Problem to work on —
Your result should be the lines holding the word "sozialen", copied from the entries below.

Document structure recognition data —
/---
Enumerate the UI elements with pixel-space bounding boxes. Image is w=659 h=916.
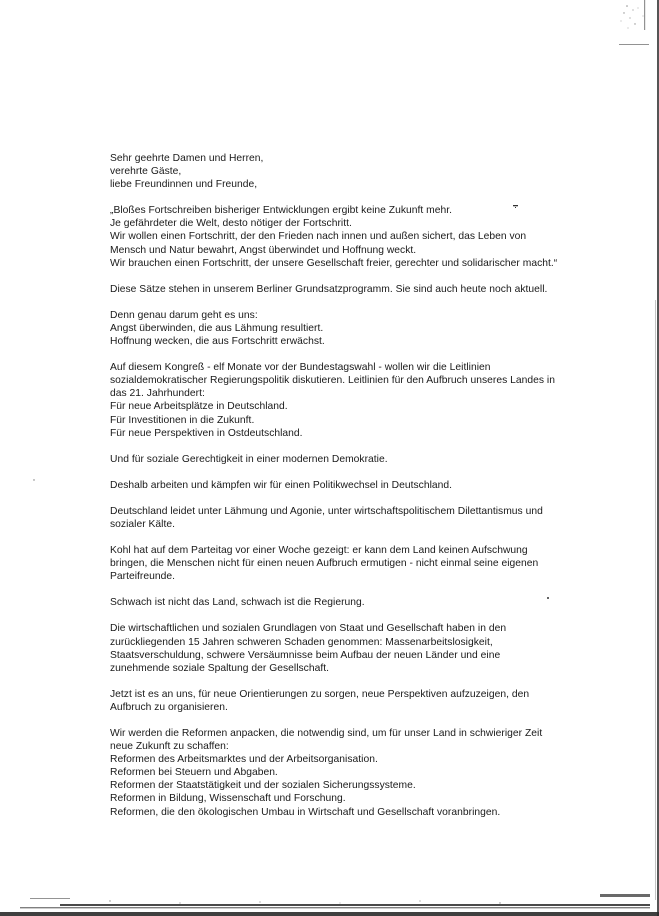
text-line: Wir werden die Reformen anpacken, die notwendig sind, um für unser Land in schwieriger Zeit bbox=[110, 728, 543, 739]
text-line: Staatsverschuldung, schwere Versäumnisse beim Aufbau der neuen Länder und eine bbox=[110, 649, 501, 661]
text-line: zunehmende soziale Spaltung der Gesellschaft. bbox=[110, 662, 329, 674]
text-line: Mensch und Natur bewahrt, Angst überwindet und Hoffnung weckt. bbox=[110, 244, 417, 256]
text-line: Reformen des Arbeitsmarktes und der Arbeitsorganisation. bbox=[110, 754, 378, 766]
text-line: Wir brauchen einen Fortschritt, der unsere Gesellschaft freier, gerechter und solidarischer macht.“ bbox=[110, 257, 558, 269]
text-line: zurückliegenden 15 Jahren schweren Schaden genommen: Massenarbeitslosigkeit, bbox=[110, 636, 493, 648]
text-line: Deutschland leidet unter Lähmung und Agonie, unter wirtschaftspolitischem Dilettantismus und bbox=[110, 505, 543, 517]
text-line: Hoffnung wecken, die aus Fortschritt erwächst. bbox=[110, 336, 325, 348]
paragraph-politikwechsel bbox=[110, 479, 585, 492]
scan-smudge-top-right bbox=[613, 0, 653, 50]
text-line: sozialdemokratischer Regierungspolitik diskutieren. Leitlinien für den Aufbruch unseres Landes in bbox=[110, 375, 555, 387]
paragraph-kongress bbox=[110, 361, 585, 440]
text-line: „Bloßes Fortschreiben bisheriger Entwicklungen ergibt keine Zukunft mehr. bbox=[110, 205, 452, 217]
text-line: Für neue Perspektiven in Ostdeutschland. bbox=[110, 427, 303, 439]
text-line: Die wirtschaftlichen und sozialen Grundlagen von Staat und Gesellschaft haben in den bbox=[110, 623, 507, 635]
paragraph-kohl bbox=[110, 544, 585, 583]
text-line: Reformen bei Steuern und Abgaben. bbox=[110, 767, 278, 779]
letter-body bbox=[110, 152, 585, 832]
text-line: Schwach ist nicht das Land, schwach ist die Regierung. bbox=[110, 597, 365, 609]
text-line: Und für soziale Gerechtigkeit in einer modernen Demokratie. bbox=[110, 453, 388, 465]
text-line: Jetzt ist es an uns, für neue Orientierungen zu sorgen, neue Perspektiven aufzuzeigen, den bbox=[110, 688, 530, 700]
text-line: Deshalb arbeiten und kämpfen wir für einen Politikwechsel in Deutschland. bbox=[110, 479, 453, 491]
paragraph-grundsatzprogramm bbox=[110, 283, 585, 296]
scan-edge-bottom bbox=[0, 876, 659, 916]
text-line: Aufbruch zu organisieren. bbox=[110, 701, 228, 713]
text-line: Für Investitionen in die Zukunft. bbox=[110, 414, 255, 426]
text-line: Wir wollen einen Fortschritt, der den Frieden nach innen und außen sichert, das Leben von bbox=[110, 231, 527, 243]
paragraph-reformen bbox=[110, 727, 585, 819]
paragraph-regierung bbox=[110, 596, 585, 609]
text-line: Reformen der Staatstätigkeit und der sozialen Sicherungssysteme. bbox=[110, 780, 416, 792]
paragraph-angst-hoffnung bbox=[110, 309, 585, 348]
text-line: verehrte Gäste, bbox=[110, 166, 182, 178]
scan-speck bbox=[32, 478, 36, 482]
text-line: Auf diesem Kongreß - elf Monate vor der Bundestagswahl - wollen wir die Leitlinien bbox=[110, 362, 491, 374]
paragraph-quote bbox=[110, 204, 585, 269]
text-line: Je gefährdeter die Welt, desto nötiger der Fortschritt. bbox=[110, 218, 352, 230]
paragraph-laehmung bbox=[110, 505, 585, 531]
paragraph-gerechtigkeit bbox=[110, 453, 585, 466]
paragraph-orientierungen bbox=[110, 688, 585, 714]
text-line: sozialer Kälte. bbox=[110, 518, 175, 530]
text-line: Angst überwinden, die aus Lähmung resultiert. bbox=[110, 322, 324, 334]
text-line: Diese Sätze stehen in unserem Berliner Grundsatzprogramm. Sie sind auch heute noch aktuell. bbox=[110, 283, 548, 295]
text-line: Reformen in Bildung, Wissenschaft und Forschung. bbox=[110, 793, 346, 805]
paragraph-grundlagen bbox=[110, 622, 585, 674]
text-line: neue Zukunft zu schaffen: bbox=[110, 741, 229, 753]
scan-edge-right bbox=[653, 0, 659, 916]
paragraph-salutation bbox=[110, 152, 585, 191]
text-line: Für neue Arbeitsplätze in Deutschland. bbox=[110, 401, 288, 413]
text-line: Sehr geehrte Damen und Herren, bbox=[110, 153, 264, 164]
text-line: Kohl hat auf dem Parteitag vor einer Woche gezeigt: er kann dem Land keinen Aufschwung bbox=[110, 545, 528, 557]
text-line: Denn genau darum geht es uns: bbox=[110, 309, 258, 321]
text-line: liebe Freundinnen und Freunde, bbox=[110, 179, 258, 191]
text-line: Reformen, die den ökologischen Umbau in Wirtschaft und Gesellschaft voranbringen. bbox=[110, 806, 501, 818]
text-line: das 21. Jahrhundert: bbox=[110, 388, 205, 400]
text-line: bringen, die Menschen nicht für einen neuen Aufbruch ermutigen - nicht einmal seine eigenen bbox=[110, 558, 539, 570]
text-line: Parteifreunde. bbox=[110, 571, 175, 583]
\---
Output below —
text-line: Die wirtschaftlichen und sozialen Grundlagen von Staat und Gesellschaft haben in den bbox=[110, 623, 507, 635]
text-line: Reformen der Staatstätigkeit und der sozialen Sicherungssysteme. bbox=[110, 780, 416, 792]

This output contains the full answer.